- _Data for the task_:

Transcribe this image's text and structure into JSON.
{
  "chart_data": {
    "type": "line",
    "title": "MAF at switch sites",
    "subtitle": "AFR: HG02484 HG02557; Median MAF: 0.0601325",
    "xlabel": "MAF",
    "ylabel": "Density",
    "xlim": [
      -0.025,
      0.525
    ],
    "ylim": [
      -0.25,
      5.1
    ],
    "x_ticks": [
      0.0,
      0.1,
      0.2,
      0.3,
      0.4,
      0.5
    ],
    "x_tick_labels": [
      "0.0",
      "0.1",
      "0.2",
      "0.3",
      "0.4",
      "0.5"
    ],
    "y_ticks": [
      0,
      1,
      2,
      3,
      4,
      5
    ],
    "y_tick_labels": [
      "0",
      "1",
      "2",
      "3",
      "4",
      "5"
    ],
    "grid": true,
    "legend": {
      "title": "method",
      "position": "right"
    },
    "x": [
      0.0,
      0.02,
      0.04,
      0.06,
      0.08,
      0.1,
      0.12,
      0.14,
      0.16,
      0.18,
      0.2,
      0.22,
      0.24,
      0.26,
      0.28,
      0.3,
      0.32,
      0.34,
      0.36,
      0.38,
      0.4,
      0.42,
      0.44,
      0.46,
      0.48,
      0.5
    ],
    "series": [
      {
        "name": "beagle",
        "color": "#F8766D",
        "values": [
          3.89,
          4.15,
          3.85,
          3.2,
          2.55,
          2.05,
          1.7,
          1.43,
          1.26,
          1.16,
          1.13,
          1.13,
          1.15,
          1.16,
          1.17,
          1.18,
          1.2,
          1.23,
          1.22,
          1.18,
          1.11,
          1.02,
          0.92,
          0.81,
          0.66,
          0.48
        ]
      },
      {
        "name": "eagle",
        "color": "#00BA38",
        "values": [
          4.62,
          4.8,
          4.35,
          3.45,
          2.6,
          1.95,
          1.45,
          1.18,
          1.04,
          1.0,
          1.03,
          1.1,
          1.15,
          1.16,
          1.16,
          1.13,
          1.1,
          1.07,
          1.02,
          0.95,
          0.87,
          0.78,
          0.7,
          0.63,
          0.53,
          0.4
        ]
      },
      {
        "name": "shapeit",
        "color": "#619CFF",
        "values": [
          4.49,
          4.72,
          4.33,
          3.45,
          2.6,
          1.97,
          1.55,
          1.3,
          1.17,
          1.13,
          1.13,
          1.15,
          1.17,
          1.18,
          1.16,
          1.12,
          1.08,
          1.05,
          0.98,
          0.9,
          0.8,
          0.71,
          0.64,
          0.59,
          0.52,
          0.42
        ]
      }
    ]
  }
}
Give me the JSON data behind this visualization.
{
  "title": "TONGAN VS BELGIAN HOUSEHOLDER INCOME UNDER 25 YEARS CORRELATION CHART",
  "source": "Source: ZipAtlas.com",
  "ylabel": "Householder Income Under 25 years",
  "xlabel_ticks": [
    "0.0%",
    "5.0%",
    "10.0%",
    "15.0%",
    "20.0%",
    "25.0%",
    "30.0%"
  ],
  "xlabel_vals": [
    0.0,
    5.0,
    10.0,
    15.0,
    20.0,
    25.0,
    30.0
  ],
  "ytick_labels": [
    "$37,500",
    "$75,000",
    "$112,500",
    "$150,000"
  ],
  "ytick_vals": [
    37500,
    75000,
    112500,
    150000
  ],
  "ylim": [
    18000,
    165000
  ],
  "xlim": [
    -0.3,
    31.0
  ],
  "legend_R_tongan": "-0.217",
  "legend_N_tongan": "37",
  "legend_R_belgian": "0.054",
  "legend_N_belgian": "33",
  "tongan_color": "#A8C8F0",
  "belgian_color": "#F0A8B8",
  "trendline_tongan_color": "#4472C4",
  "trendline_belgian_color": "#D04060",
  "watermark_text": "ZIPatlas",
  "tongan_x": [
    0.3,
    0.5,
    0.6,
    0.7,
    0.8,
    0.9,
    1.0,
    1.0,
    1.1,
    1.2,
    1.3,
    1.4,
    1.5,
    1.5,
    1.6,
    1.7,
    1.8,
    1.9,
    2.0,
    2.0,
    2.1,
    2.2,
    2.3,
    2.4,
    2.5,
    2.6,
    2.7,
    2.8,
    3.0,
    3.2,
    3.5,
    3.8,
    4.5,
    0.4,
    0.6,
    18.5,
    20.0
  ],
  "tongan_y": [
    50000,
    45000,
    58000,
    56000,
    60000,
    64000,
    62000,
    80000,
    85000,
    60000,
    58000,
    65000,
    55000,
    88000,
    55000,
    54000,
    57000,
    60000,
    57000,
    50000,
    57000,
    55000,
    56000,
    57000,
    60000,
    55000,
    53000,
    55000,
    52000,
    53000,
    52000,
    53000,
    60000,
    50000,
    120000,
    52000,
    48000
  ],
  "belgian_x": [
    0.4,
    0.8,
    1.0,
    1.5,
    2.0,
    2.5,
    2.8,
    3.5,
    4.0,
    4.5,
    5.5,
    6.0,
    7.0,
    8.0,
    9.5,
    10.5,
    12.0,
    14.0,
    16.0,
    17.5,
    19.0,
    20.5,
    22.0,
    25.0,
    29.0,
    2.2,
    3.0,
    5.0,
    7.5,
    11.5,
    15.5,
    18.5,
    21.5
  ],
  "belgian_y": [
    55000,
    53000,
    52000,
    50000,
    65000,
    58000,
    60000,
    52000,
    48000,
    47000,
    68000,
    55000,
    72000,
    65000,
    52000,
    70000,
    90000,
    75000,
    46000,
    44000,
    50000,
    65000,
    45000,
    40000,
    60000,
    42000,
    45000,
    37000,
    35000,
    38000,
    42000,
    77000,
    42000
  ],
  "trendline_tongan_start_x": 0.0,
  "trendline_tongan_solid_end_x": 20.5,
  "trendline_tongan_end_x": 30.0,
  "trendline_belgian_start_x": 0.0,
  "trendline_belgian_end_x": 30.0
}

- _Task description_: Search the records for the string "ylabel" and return every line in which it occurs.

- _Result_:
    "ylabel": "Density",
  "ylabel": "Householder Income Under 25 years",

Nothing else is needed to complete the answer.